Copy the listing below word for word, omitting any picture from your answer.
(begin)
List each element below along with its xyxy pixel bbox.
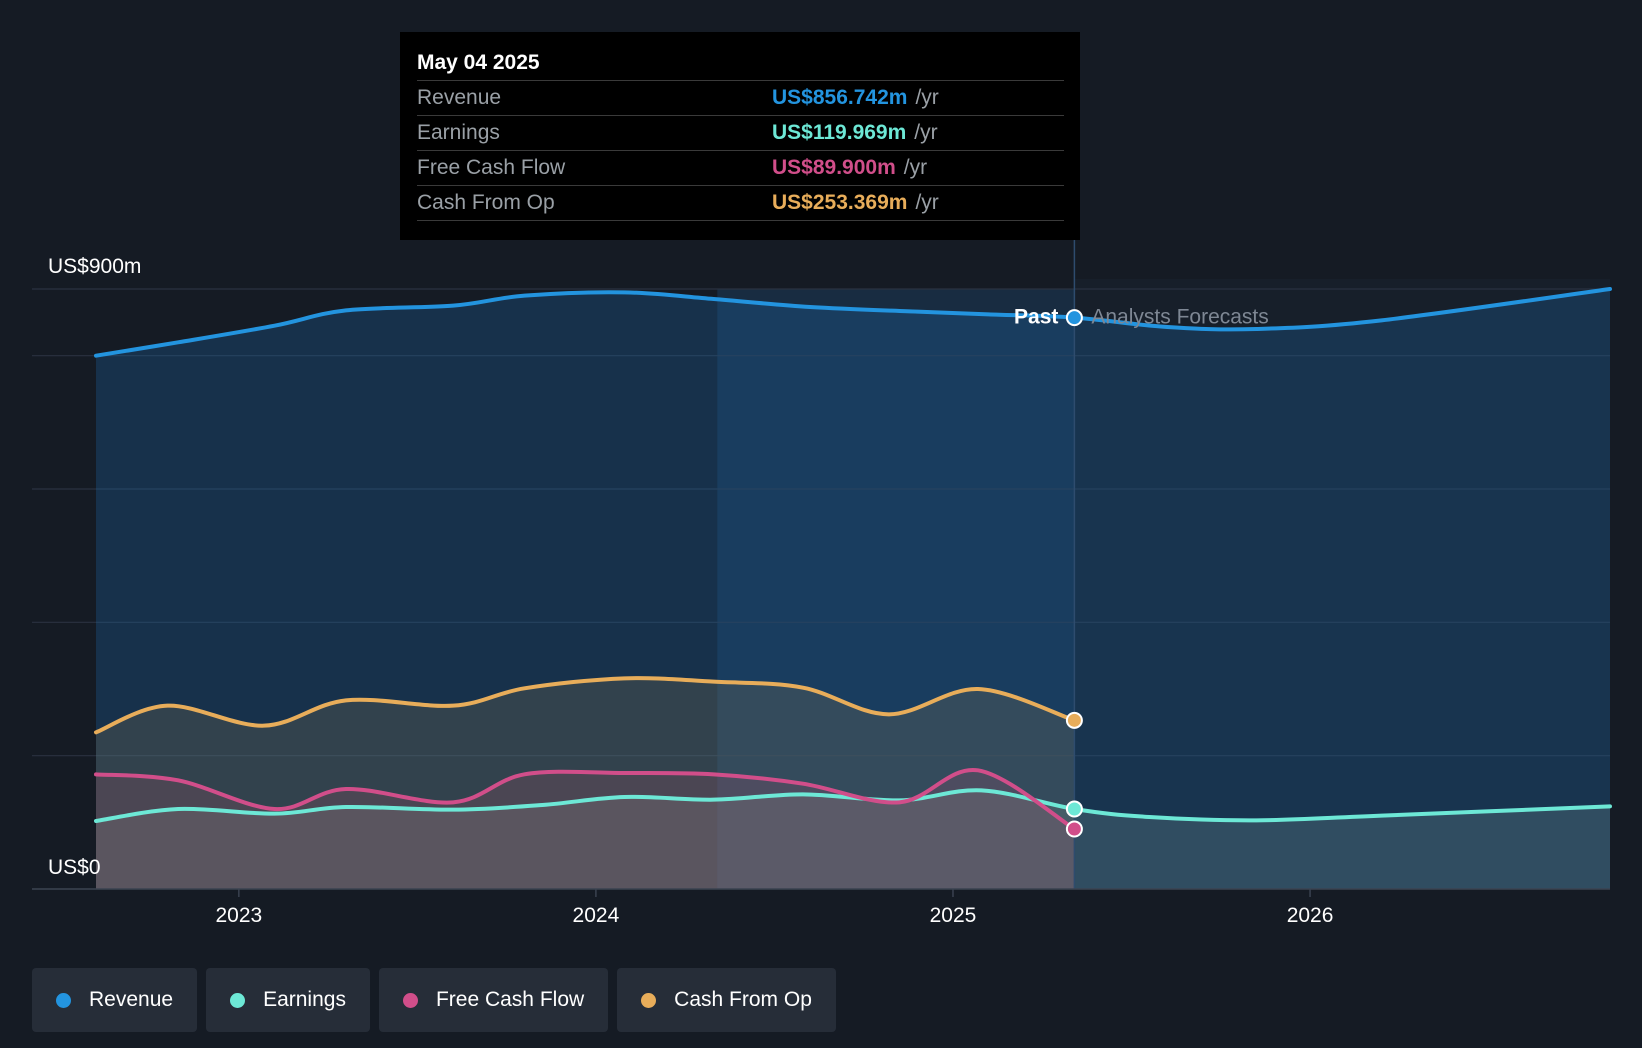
y-tick-label: US$900m [48,255,141,278]
tooltip-label: Earnings [417,121,500,144]
earnings-line [94,788,1612,823]
x-tick-label: 2023 [215,904,262,927]
x-axis-ticks: 2023 2024 2025 2026 [215,889,1333,927]
tooltip-value: US$119.969m [772,121,907,144]
tooltip-unit: /yr [915,86,939,109]
tooltip-unit: /yr [914,121,938,144]
legend-item-revenue[interactable]: Revenue [32,968,198,1032]
y-tick-label: US$0 [48,856,101,879]
tooltip: May 04 2025 Revenue US$856.742m /yr Earn… [400,32,1080,240]
x-tick-label: 2025 [930,904,977,927]
tooltip-row-revenue: Revenue US$856.742m /yr [417,81,1064,116]
free-cash-flow-line [94,768,1077,831]
legend-label: Cash From Op [674,988,812,1011]
tooltip-row-cash-from-op: Cash From Op US$253.369m /yr [417,186,1064,221]
free-cash-flow-marker [1065,820,1083,838]
tooltip-unit: /yr [903,156,928,179]
tooltip-date: May 04 2025 [417,46,1064,81]
tooltip-label: Free Cash Flow [417,156,566,179]
revenue-area [96,289,1610,889]
legend-label: Earnings [263,988,346,1011]
forecast-label: Analysts Forecasts [1091,306,1268,329]
earnings-dot-icon [230,992,246,1008]
forecast-region [1074,279,1610,889]
legend: Revenue Earnings Free Cash Flow Cash Fro… [32,968,836,1032]
y-axis-ticks: US$900m US$0 [48,255,141,879]
series-areas [96,289,1610,889]
cash-from-op-dot-icon [641,992,657,1008]
free-cash-flow-dot-icon [402,992,418,1008]
tooltip-row-free-cash-flow: Free Cash Flow US$89.900m /yr [417,151,1064,186]
earnings-area [96,790,1610,889]
legend-item-free-cash-flow[interactable]: Free Cash Flow [378,968,609,1032]
earnings-marker [1065,800,1083,818]
revenue-line [94,287,1612,358]
tooltip-unit: /yr [915,191,939,214]
tooltip-label: Cash From Op [417,191,555,214]
legend-label: Free Cash Flow [435,988,585,1011]
x-tick-label: 2026 [1287,904,1334,927]
revenue-marker [1065,309,1083,327]
tooltip-label: Revenue [417,86,502,109]
free-cash-flow-area [96,769,1075,889]
series-lines [94,287,1612,831]
legend-label: Revenue [89,988,174,1011]
tooltip-value: US$89.900m [772,156,896,179]
cash-from-op-marker [1065,711,1083,729]
x-tick-label: 2024 [573,904,620,927]
past-label: Past [1014,306,1058,329]
series-end-markers [1065,309,1083,838]
tooltip-value: US$253.369m [772,191,908,214]
tooltip-row-earnings: Earnings US$119.969m /yr [417,116,1064,151]
legend-item-cash-from-op[interactable]: Cash From Op [617,968,836,1032]
revenue-dot-icon [56,992,71,1008]
legend-item-earnings[interactable]: Earnings [206,968,370,1032]
cash-from-op-area [96,678,1075,889]
tooltip-value: US$856.742m [772,86,908,109]
cash-from-op-line [94,676,1077,735]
(end)
Exercise answer:
List each element below along with its xyxy pixel bbox.
y-tick-label: US$900m [48,255,141,278]
tooltip-label: Earnings [417,121,500,144]
earnings-line [94,788,1612,823]
x-tick-label: 2023 [215,904,262,927]
x-axis-ticks: 2023 2024 2025 2026 [215,889,1333,927]
tooltip-value: US$119.969m [772,121,907,144]
tooltip-unit: /yr [915,86,939,109]
tooltip-unit: /yr [914,121,938,144]
legend-item-revenue[interactable]: Revenue [32,968,198,1032]
y-tick-label: US$0 [48,856,101,879]
tooltip: May 04 2025 Revenue US$856.742m /yr Earn… [400,32,1080,240]
x-tick-label: 2025 [930,904,977,927]
tooltip-row-revenue: Revenue US$856.742m /yr [417,81,1064,116]
free-cash-flow-line [94,768,1077,831]
legend-label: Cash From Op [674,988,812,1011]
tooltip-row-cash-from-op: Cash From Op US$253.369m /yr [417,186,1064,221]
free-cash-flow-marker [1065,820,1083,838]
tooltip-unit: /yr [903,156,928,179]
tooltip-date: May 04 2025 [417,46,1064,81]
tooltip-label: Free Cash Flow [417,156,566,179]
revenue-area [96,289,1610,889]
legend-label: Earnings [263,988,346,1011]
forecast-label: Analysts Forecasts [1091,306,1268,329]
earnings-dot-icon [230,992,246,1008]
forecast-region [1074,279,1610,889]
legend: Revenue Earnings Free Cash Flow Cash Fro… [32,968,836,1032]
y-axis-ticks: US$900m US$0 [48,255,141,879]
series-areas [96,289,1610,889]
cash-from-op-dot-icon [641,992,657,1008]
free-cash-flow-dot-icon [402,992,418,1008]
tooltip-row-free-cash-flow: Free Cash Flow US$89.900m /yr [417,151,1064,186]
earnings-area [96,790,1610,889]
legend-item-free-cash-flow[interactable]: Free Cash Flow [378,968,609,1032]
earnings-marker [1065,800,1083,818]
revenue-line [94,287,1612,358]
tooltip-unit: /yr [915,191,939,214]
tooltip-label: Cash From Op [417,191,555,214]
legend-label: Free Cash Flow [435,988,585,1011]
x-tick-label: 2026 [1287,904,1334,927]
revenue-marker [1065,309,1083,327]
tooltip-label: Revenue [417,86,502,109]
free-cash-flow-area [96,769,1075,889]
series-lines [94,287,1612,831]
legend-label: Revenue [89,988,174,1011]
tooltip-value: US$89.900m [772,156,896,179]
cash-from-op-marker [1065,711,1083,729]
x-tick-label: 2024 [573,904,620,927]
past-label: Past [1014,306,1058,329]
series-end-markers [1065,309,1083,838]
tooltip-value: US$253.369m [772,191,908,214]
tooltip-row-earnings: Earnings US$119.969m /yr [417,116,1064,151]
legend-item-cash-from-op[interactable]: Cash From Op [617,968,836,1032]
revenue-dot-icon [56,992,71,1008]
legend-item-earnings[interactable]: Earnings [206,968,370,1032]
cash-from-op-area [96,678,1075,889]
tooltip-value: US$856.742m [772,86,908,109]
cash-from-op-line [94,676,1077,735]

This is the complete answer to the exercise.